(Recorded data)

▬▬▬▬▬▬

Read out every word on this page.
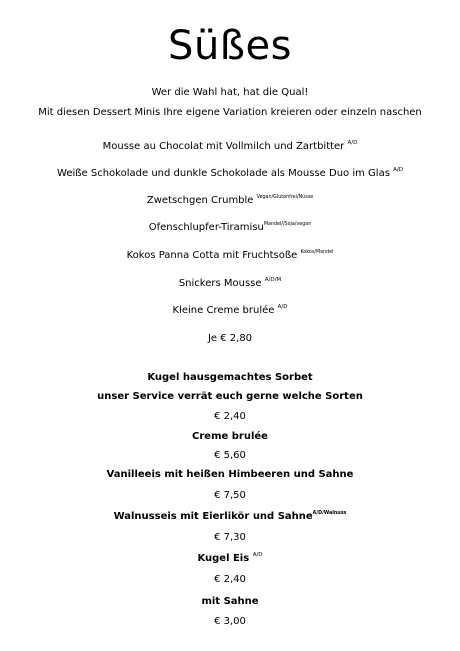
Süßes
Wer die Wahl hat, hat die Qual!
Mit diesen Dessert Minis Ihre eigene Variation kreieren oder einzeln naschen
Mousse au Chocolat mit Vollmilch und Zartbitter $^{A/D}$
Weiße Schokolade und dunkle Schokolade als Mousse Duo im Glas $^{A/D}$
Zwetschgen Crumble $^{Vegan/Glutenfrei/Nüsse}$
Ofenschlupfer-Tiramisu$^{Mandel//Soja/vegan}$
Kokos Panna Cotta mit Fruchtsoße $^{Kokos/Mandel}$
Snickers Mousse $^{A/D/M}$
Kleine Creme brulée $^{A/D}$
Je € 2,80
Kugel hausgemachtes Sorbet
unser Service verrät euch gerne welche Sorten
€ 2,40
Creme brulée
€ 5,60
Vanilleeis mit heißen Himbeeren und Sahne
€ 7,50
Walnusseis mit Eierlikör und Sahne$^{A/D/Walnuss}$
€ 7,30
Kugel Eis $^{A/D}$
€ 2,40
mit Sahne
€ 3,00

▬▬▬▬▬▬

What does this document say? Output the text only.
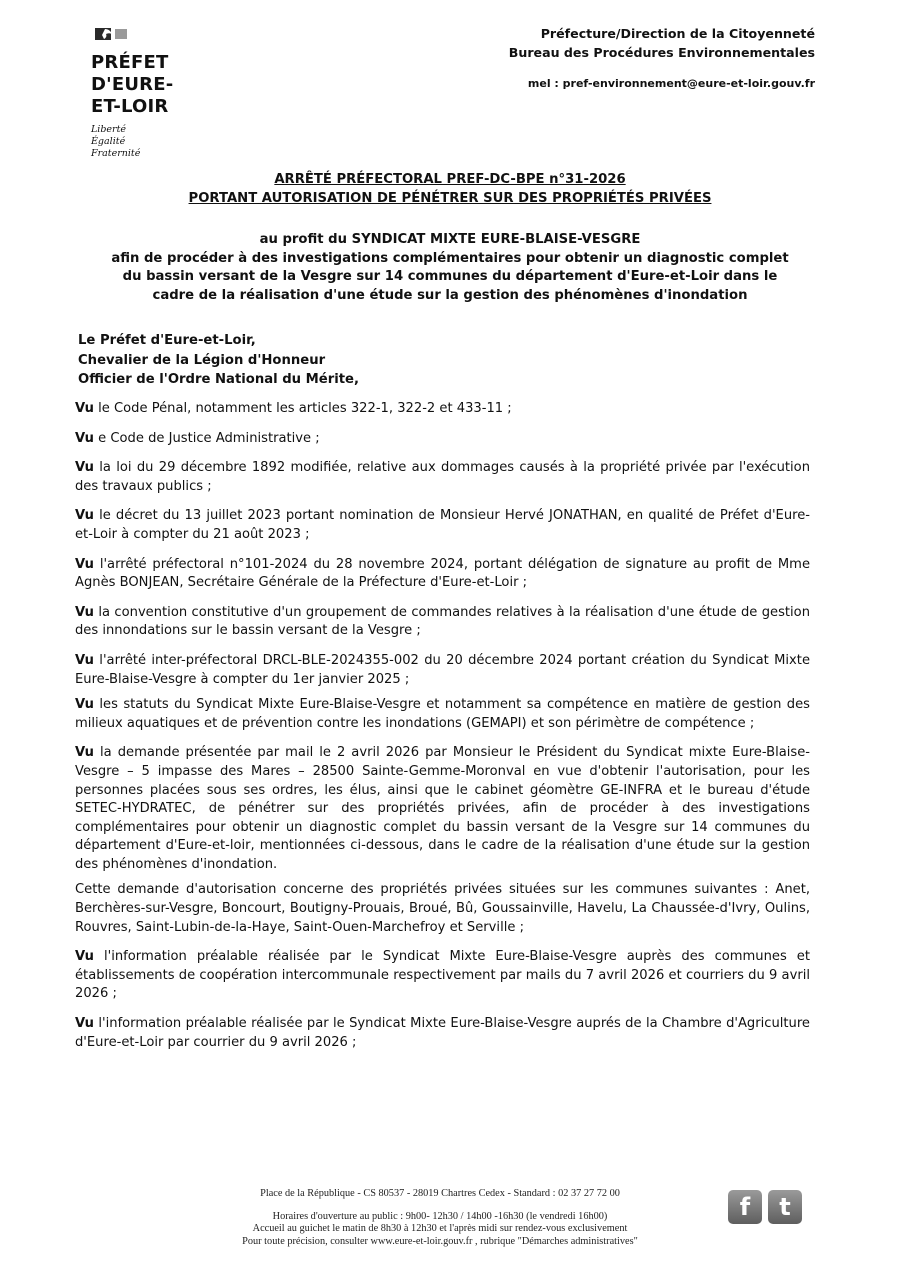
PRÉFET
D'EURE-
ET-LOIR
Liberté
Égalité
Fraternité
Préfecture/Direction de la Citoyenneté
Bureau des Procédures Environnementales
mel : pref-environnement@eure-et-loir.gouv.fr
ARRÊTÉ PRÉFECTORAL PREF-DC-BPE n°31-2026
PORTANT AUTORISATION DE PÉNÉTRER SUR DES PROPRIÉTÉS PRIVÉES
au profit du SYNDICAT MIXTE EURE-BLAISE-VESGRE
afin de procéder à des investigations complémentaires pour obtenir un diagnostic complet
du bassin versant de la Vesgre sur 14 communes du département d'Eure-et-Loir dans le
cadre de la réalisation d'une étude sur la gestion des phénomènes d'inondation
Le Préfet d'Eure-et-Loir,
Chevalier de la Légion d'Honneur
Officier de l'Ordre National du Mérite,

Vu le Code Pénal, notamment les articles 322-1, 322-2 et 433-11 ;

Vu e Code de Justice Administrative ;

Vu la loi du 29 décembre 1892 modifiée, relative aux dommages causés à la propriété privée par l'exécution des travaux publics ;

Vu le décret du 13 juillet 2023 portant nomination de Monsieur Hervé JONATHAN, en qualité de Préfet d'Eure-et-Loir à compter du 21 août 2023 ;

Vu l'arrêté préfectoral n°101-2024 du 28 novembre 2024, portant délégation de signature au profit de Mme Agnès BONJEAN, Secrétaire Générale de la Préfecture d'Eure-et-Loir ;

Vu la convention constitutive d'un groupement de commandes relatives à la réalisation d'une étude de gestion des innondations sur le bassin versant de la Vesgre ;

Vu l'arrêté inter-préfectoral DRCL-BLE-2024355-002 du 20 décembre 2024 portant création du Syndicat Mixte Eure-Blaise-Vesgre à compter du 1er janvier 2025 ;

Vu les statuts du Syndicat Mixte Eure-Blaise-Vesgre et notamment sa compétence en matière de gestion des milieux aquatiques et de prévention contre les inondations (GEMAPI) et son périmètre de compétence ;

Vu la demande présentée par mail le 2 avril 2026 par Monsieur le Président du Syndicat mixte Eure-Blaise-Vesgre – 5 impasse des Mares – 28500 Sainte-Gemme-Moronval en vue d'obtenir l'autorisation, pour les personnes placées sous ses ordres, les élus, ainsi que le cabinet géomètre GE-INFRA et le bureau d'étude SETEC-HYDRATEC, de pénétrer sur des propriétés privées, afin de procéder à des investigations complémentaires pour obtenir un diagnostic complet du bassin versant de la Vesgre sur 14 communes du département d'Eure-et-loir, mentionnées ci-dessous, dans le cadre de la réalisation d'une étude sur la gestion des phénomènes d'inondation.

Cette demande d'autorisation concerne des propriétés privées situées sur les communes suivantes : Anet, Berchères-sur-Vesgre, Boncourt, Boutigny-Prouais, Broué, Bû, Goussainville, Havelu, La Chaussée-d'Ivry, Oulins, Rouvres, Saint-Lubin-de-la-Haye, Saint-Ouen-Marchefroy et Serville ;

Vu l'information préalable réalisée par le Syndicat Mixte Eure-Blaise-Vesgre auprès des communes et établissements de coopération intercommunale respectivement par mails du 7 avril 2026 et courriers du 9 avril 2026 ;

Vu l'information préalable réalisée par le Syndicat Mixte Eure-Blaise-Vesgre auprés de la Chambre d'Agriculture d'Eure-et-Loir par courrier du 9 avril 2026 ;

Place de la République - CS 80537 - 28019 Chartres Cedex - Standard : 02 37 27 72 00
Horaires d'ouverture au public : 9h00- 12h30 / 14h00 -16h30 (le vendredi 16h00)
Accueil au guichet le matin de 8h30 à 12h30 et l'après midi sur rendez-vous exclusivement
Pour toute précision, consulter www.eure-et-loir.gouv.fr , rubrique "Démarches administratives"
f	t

▬▬▬▬▬▬

| GIVEN INSTRUCTION |
Return each line with "procéder".

| RESPONSE BELOW |
afin de procéder à des investigations complémentaires pour obtenir un diagnostic complet
Vu la demande présentée par mail le 2 avril 2026 par Monsieur le Président du Syndicat mixte Eure-Blaise-Vesgre – 5 impasse des Mares – 28500 Sainte-Gemme-Moronval en vue d'obtenir l'autorisation, pour les personnes placées sous ses ordres, les élus, ainsi que le cabinet géomètre GE-INFRA et le bureau d'étude SETEC-HYDRATEC, de pénétrer sur des propriétés privées, afin de procéder à des investigations complémentaires pour obtenir un diagnostic complet du bassin versant de la Vesgre sur 14 communes du département d'Eure-et-loir, mentionnées ci-dessous, dans le cadre de la réalisation d'une étude sur la gestion des phénomènes d'inondation.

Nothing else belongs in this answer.